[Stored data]

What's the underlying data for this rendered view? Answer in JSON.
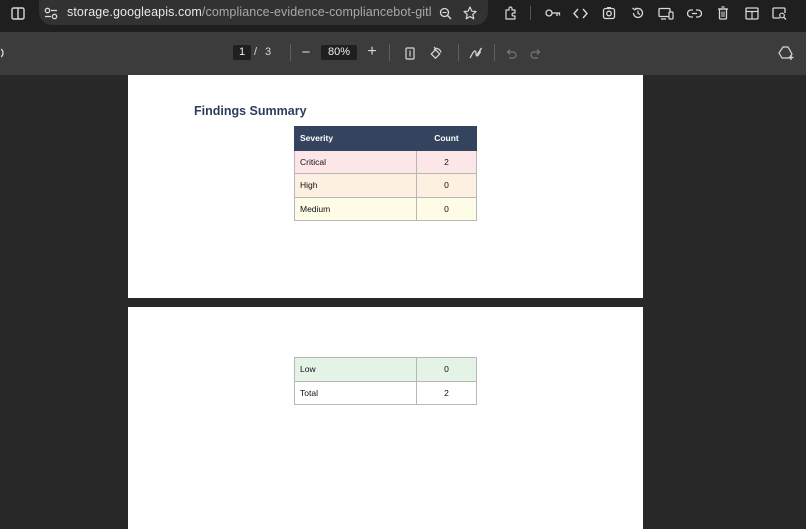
{
  "browser": {
    "url_host": "storage.googleapis.com",
    "url_path": "/compliance-evidence-compliancebot-gitlab-ha...",
    "icons": [
      "split-view-icon",
      "site-info-icon",
      "zoom-icon",
      "bookmark-star-icon",
      "extensions-icon",
      "password-key-icon",
      "devtools-code-icon",
      "screenshot-icon",
      "history-icon",
      "cast-devices-icon",
      "link-icon",
      "delete-icon",
      "reading-mode-icon",
      "search-tab-icon"
    ]
  },
  "pdf_toolbar": {
    "current_page": "1",
    "separator": "/",
    "total_pages": "3",
    "zoom_out_symbol": "−",
    "zoom": "80%",
    "zoom_in_symbol": "+",
    "icons": [
      "fit-page-icon",
      "rotate-icon",
      "draw-icon",
      "undo-icon",
      "redo-icon",
      "save-to-drive-icon"
    ]
  },
  "document": {
    "page1": {
      "heading": "Findings Summary",
      "table": {
        "headers": [
          "Severity",
          "Count"
        ],
        "rows": [
          {
            "severity": "Critical",
            "count": "2",
            "color": "#fde6e8"
          },
          {
            "severity": "High",
            "count": "0",
            "color": "#fdf0e0"
          },
          {
            "severity": "Medium",
            "count": "0",
            "color": "#fefbe6"
          }
        ]
      }
    },
    "page2": {
      "table": {
        "rows": [
          {
            "severity": "Low",
            "count": "0",
            "color": "#e5f3e6"
          },
          {
            "severity": "Total",
            "count": "2",
            "color": "#ffffff"
          }
        ]
      }
    }
  },
  "colors": {
    "topbar": "#1f1f1f",
    "pdf_toolbar": "#3c3c3c",
    "viewer_bg": "#282828",
    "table_header": "#34445e",
    "heading": "#2c3e5c"
  }
}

_Objective_
Leave out the pictures and give the rest of the records again exactly.

_Solution to the exercise_
What's the underlying data for this rendered view? Answer in JSON.
{
  "browser": {
    "url_host": "storage.googleapis.com",
    "url_path": "/compliance-evidence-compliancebot-gitlab-ha...",
    "icons": [
      "split-view-icon",
      "site-info-icon",
      "zoom-icon",
      "bookmark-star-icon",
      "extensions-icon",
      "password-key-icon",
      "devtools-code-icon",
      "screenshot-icon",
      "history-icon",
      "cast-devices-icon",
      "link-icon",
      "delete-icon",
      "reading-mode-icon",
      "search-tab-icon"
    ]
  },
  "pdf_toolbar": {
    "current_page": "1",
    "separator": "/",
    "total_pages": "3",
    "zoom_out_symbol": "−",
    "zoom": "80%",
    "zoom_in_symbol": "+",
    "icons": [
      "fit-page-icon",
      "rotate-icon",
      "draw-icon",
      "undo-icon",
      "redo-icon",
      "save-to-drive-icon"
    ]
  },
  "document": {
    "page1": {
      "heading": "Findings Summary",
      "table": {
        "headers": [
          "Severity",
          "Count"
        ],
        "rows": [
          {
            "severity": "Critical",
            "count": "2",
            "color": "#fde6e8"
          },
          {
            "severity": "High",
            "count": "0",
            "color": "#fdf0e0"
          },
          {
            "severity": "Medium",
            "count": "0",
            "color": "#fefbe6"
          }
        ]
      }
    },
    "page2": {
      "table": {
        "rows": [
          {
            "severity": "Low",
            "count": "0",
            "color": "#e5f3e6"
          },
          {
            "severity": "Total",
            "count": "2",
            "color": "#ffffff"
          }
        ]
      }
    }
  },
  "colors": {
    "topbar": "#1f1f1f",
    "pdf_toolbar": "#3c3c3c",
    "viewer_bg": "#282828",
    "table_header": "#34445e",
    "heading": "#2c3e5c"
  }
}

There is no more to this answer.